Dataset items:

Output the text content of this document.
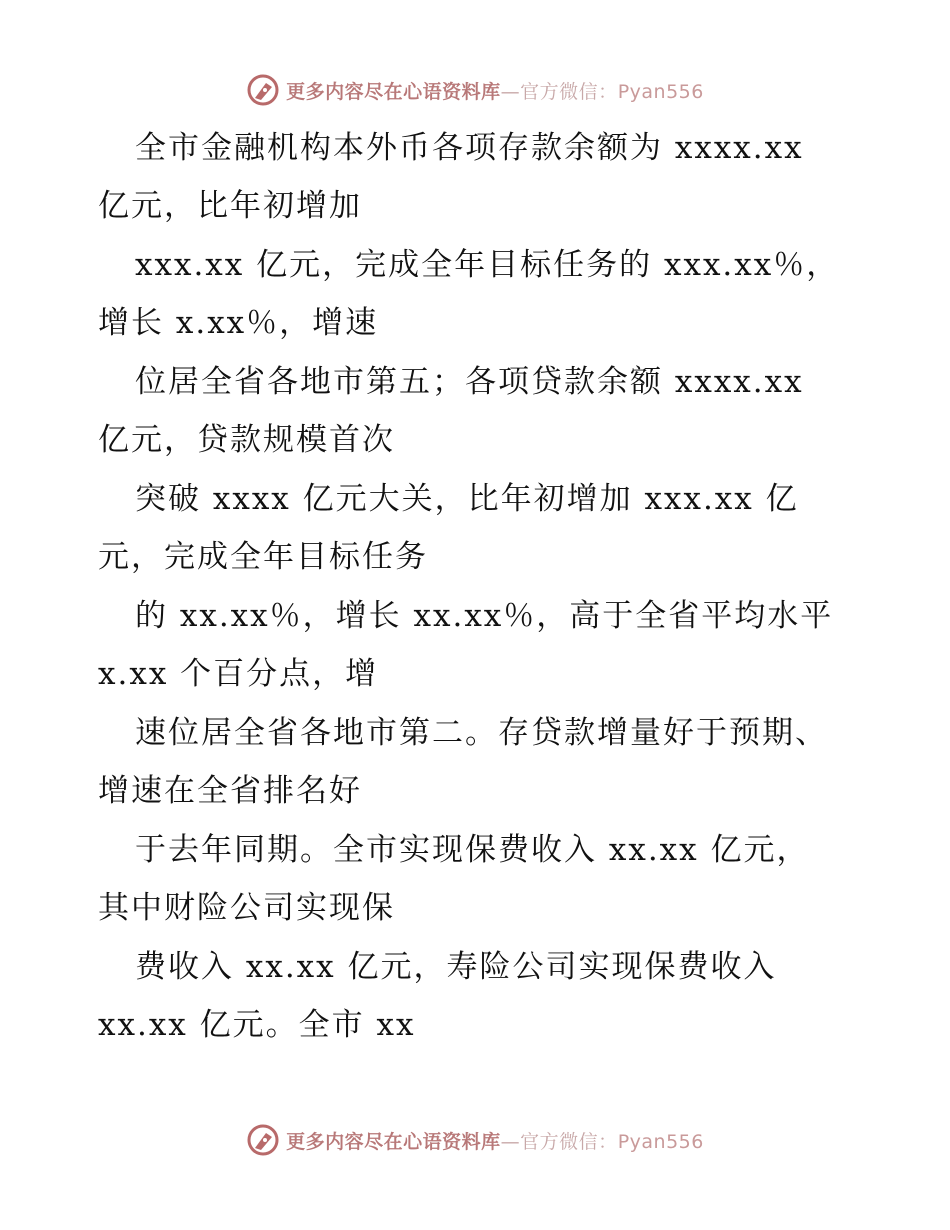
更多内容尽在心语资料库—官方微信：Pyan556
全市金融机构本外币各项存款余额为 xxxx.xx
亿元，比年初增加
xxx.xx 亿元，完成全年目标任务的 xxx.xx％，
增长 x.xx％，增速
位居全省各地市第五；各项贷款余额 xxxx.xx
亿元，贷款规模首次
突破 xxxx 亿元大关，比年初增加 xxx.xx 亿
元，完成全年目标任务
的 xx.xx％，增长 xx.xx％，高于全省平均水平
x.xx 个百分点，增
速位居全省各地市第二。存贷款增量好于预期、
增速在全省排名好
于去年同期。全市实现保费收入 xx.xx 亿元，
其中财险公司实现保
费收入 xx.xx 亿元，寿险公司实现保费收入
xx.xx 亿元。全市 xx
更多内容尽在心语资料库—官方微信：Pyan556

Exercise — Repeat the records above verbatim, with no pictures in the result.

Expected output —
Output the text content of this document.
更多内容尽在心语资料库—官方微信：Pyan556
全市金融机构本外币各项存款余额为 xxxx.xx
亿元，比年初增加
xxx.xx 亿元，完成全年目标任务的 xxx.xx％，
增长 x.xx％，增速
位居全省各地市第五；各项贷款余额 xxxx.xx
亿元，贷款规模首次
突破 xxxx 亿元大关，比年初增加 xxx.xx 亿
元，完成全年目标任务
的 xx.xx％，增长 xx.xx％，高于全省平均水平
x.xx 个百分点，增
速位居全省各地市第二。存贷款增量好于预期、
增速在全省排名好
于去年同期。全市实现保费收入 xx.xx 亿元，
其中财险公司实现保
费收入 xx.xx 亿元，寿险公司实现保费收入
xx.xx 亿元。全市 xx
更多内容尽在心语资料库—官方微信：Pyan556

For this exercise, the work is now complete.